## Exercise prompt
Write the next part of the journal entry about surprising Baloo with a David Sedaris book, beginning right after its final sentence.

#### Excerpt to read

For the first time in a while, I was really horny. I think it's the fact that Baloo is gone so many days at a time. The anticipation of seeing him throws me into a frenzy. I was surprised that I actually finished my workout tonight. Because all I could think about while on the treadmill was how I was going to tear him apart.

After the gym I went to Barnes & Noble and picked up the new David Sedaris book. That's Baloo's favorite author. I rushed home and took a shower, put on scented lotion and a flirty and fun Victoria's Secret nightshirt. I wrapped his book and called Baloo over. "Which one do you want to open first? Me, or what's in the box?" Sensing that the box wouldn't take long to unwrap, he chose that first. He was very surprised and wanted me to read it to him when he spends the night. He likes when I read to him cause I do all the voices of the characters.

########
#### Material provided

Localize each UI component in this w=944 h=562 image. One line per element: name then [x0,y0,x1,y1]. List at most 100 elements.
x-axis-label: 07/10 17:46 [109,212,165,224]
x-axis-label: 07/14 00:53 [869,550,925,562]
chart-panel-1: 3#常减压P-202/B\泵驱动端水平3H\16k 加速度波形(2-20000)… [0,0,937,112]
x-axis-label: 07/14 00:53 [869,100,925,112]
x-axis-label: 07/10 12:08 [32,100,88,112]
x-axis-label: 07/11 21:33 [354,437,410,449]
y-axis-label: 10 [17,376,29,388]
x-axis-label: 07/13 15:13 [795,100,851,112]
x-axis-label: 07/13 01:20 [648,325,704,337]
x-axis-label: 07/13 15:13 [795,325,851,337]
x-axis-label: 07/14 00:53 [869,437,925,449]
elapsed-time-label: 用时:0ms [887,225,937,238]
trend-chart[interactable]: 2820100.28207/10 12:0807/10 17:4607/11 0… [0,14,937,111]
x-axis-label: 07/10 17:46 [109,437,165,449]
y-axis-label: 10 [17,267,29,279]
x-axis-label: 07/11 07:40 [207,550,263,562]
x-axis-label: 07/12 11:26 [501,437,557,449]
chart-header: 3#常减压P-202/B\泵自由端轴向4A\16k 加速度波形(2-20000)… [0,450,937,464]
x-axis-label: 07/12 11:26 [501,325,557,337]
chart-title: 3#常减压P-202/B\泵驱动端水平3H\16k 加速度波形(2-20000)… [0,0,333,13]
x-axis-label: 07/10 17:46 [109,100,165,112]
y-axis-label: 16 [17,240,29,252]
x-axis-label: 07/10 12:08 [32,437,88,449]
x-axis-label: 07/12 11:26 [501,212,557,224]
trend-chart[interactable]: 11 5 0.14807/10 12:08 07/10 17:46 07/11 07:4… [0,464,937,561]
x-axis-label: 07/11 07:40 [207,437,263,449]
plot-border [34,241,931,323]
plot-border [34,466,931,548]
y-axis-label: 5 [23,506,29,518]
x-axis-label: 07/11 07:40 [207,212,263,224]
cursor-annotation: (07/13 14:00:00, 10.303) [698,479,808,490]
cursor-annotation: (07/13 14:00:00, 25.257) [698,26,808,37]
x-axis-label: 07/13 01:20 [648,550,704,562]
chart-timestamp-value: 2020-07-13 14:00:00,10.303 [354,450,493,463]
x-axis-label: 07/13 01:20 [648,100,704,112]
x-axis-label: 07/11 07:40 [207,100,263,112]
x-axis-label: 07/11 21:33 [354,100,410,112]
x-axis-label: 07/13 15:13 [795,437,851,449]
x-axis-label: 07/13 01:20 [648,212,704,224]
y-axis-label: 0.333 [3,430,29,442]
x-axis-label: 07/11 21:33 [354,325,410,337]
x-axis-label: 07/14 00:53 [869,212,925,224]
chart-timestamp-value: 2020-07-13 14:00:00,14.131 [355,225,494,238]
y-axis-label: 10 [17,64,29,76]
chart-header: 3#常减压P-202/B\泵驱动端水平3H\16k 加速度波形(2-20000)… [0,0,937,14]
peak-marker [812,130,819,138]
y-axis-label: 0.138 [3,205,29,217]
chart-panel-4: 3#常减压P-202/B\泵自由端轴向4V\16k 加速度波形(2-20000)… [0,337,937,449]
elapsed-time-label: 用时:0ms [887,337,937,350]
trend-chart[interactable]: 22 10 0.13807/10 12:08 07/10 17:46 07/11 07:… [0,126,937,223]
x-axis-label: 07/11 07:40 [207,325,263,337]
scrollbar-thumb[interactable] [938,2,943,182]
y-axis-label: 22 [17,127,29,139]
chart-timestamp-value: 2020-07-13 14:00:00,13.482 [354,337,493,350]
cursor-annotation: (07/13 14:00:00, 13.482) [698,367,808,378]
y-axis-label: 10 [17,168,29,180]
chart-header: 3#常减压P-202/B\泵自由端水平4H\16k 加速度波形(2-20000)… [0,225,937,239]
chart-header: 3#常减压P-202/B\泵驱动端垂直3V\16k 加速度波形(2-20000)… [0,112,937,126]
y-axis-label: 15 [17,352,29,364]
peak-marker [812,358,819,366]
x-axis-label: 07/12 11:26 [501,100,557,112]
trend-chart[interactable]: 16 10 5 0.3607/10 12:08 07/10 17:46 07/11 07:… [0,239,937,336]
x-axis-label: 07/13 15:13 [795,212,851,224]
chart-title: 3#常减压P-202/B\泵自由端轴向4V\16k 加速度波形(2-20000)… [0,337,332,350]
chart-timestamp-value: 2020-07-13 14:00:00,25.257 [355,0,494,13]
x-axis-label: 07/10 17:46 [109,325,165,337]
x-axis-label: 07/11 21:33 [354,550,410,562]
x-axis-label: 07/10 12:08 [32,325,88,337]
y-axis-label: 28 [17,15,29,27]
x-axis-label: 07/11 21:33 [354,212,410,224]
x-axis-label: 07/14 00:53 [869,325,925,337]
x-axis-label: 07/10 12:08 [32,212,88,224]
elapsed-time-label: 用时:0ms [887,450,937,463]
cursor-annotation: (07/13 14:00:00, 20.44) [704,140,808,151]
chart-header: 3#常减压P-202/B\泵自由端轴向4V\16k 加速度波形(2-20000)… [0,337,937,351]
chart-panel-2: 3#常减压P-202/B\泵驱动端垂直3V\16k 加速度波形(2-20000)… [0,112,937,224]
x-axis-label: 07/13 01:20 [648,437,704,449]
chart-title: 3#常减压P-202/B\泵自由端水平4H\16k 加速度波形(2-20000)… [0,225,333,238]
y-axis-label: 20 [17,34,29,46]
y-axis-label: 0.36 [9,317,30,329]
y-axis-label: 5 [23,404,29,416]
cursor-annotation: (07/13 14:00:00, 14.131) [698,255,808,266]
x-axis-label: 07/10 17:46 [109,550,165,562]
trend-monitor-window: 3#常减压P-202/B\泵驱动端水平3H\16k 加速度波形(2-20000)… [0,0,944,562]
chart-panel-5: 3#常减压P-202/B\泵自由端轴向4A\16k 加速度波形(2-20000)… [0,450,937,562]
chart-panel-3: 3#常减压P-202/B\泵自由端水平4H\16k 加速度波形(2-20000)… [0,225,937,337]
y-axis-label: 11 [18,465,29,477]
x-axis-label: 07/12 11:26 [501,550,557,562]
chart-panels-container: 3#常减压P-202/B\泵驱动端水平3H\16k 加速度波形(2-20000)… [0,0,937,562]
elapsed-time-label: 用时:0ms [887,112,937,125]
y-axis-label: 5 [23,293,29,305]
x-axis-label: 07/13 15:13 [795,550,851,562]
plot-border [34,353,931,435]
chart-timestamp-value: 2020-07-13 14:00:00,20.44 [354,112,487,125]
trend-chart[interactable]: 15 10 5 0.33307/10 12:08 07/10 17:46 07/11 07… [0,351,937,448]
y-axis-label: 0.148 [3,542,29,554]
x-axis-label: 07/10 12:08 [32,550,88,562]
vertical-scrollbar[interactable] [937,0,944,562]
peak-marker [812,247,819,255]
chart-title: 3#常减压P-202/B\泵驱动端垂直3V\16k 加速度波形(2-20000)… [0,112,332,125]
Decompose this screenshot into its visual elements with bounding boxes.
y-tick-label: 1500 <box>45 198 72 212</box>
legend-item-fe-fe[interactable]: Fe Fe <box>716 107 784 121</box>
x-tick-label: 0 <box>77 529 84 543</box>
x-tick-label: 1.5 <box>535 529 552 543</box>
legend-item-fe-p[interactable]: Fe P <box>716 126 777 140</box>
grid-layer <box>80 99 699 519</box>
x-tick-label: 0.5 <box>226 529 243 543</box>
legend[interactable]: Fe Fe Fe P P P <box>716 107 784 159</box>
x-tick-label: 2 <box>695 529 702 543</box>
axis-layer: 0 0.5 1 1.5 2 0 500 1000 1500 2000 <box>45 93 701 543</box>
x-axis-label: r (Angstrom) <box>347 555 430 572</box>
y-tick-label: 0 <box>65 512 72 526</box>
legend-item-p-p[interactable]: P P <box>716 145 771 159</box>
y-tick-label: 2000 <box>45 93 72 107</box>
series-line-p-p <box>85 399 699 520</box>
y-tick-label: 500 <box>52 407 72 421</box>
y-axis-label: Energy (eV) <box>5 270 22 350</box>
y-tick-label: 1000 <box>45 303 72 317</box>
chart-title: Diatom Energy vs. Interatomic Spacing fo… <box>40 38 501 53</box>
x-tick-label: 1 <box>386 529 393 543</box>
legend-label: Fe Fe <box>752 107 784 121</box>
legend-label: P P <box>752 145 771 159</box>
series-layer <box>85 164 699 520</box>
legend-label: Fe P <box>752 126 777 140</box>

########

## Right answer
But then, he didn't want to unwrap me. He was tired. He'd worked a long day out in the heat and he was exhausted. I told him that I understood and told him to go back home and rest some more. I was going to hang out at my house and we'd get together later on tonight. So he came over about 4 hours later. And now he's in my bed and I'm sitting here writing at my computer. I can't blame him. I'm tired too. But I only get in this mood when the earth is tilted just right on its axis and the stars are aligned and I stand on one foot and squint. Translation: It doesn't happen often. And he's tired.

I'm not mad at him or upset. I think this is just one of those moments when I realize that reality has set in. And, the world doesn't revolve around me. Just like there are many nights that I'm tired (or feeling obese) there are nights when he feels tired too. I guess that's what it means to be in a grown up relationship. This is harder than I thought!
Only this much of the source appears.